# What is required
The listing below is to be output in its exact form.
—————
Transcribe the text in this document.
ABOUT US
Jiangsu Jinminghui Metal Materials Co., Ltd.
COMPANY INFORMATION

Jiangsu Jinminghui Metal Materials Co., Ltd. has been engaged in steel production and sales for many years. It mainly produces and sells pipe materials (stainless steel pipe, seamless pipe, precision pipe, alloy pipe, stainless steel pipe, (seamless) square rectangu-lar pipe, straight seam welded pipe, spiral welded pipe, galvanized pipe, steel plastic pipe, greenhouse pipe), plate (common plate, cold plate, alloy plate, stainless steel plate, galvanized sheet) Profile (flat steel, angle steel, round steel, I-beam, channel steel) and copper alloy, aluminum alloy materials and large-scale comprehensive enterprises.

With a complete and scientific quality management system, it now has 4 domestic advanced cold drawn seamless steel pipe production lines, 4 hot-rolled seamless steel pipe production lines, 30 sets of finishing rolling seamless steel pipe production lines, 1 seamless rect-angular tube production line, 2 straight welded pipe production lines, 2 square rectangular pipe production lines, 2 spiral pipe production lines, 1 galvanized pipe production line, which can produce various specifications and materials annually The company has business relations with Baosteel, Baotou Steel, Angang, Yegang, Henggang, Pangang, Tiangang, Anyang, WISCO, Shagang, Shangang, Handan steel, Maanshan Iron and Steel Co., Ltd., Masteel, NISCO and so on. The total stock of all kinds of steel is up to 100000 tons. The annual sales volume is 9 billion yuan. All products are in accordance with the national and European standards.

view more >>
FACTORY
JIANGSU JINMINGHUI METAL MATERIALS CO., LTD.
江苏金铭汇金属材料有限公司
—————
# Final answer
Transcribe the text in this document.
ABOUT US
Jiangsu Jinminghui Metal Materials Co., Ltd.
COMPANY INFORMATION

Jiangsu Jinminghui Metal Materials Co., Ltd. has been engaged in steel production and sales for many years. It mainly produces and sells pipe materials (stainless steel pipe, seamless pipe, precision pipe, alloy pipe, stainless steel pipe, (seamless) square rectangu-lar pipe, straight seam welded pipe, spiral welded pipe, galvanized pipe, steel plastic pipe, greenhouse pipe), plate (common plate, cold plate, alloy plate, stainless steel plate, galvanized sheet) Profile (flat steel, angle steel, round steel, I-beam, channel steel) and copper alloy, aluminum alloy materials and large-scale comprehensive enterprises.

With a complete and scientific quality management system, it now has 4 domestic advanced cold drawn seamless steel pipe production lines, 4 hot-rolled seamless steel pipe production lines, 30 sets of finishing rolling seamless steel pipe production lines, 1 seamless rect-angular tube production line, 2 straight welded pipe production lines, 2 square rectangular pipe production lines, 2 spiral pipe production lines, 1 galvanized pipe production line, which can produce various specifications and materials annually The company has business relations with Baosteel, Baotou Steel, Angang, Yegang, Henggang, Pangang, Tiangang, Anyang, WISCO, Shagang, Shangang, Handan steel, Maanshan Iron and Steel Co., Ltd., Masteel, NISCO and so on. The total stock of all kinds of steel is up to 100000 tons. The annual sales volume is 9 billion yuan. All products are in accordance with the national and European standards.

view more >>
FACTORY
JIANGSU JINMINGHUI METAL MATERIALS CO., LTD.
江苏金铭汇金属材料有限公司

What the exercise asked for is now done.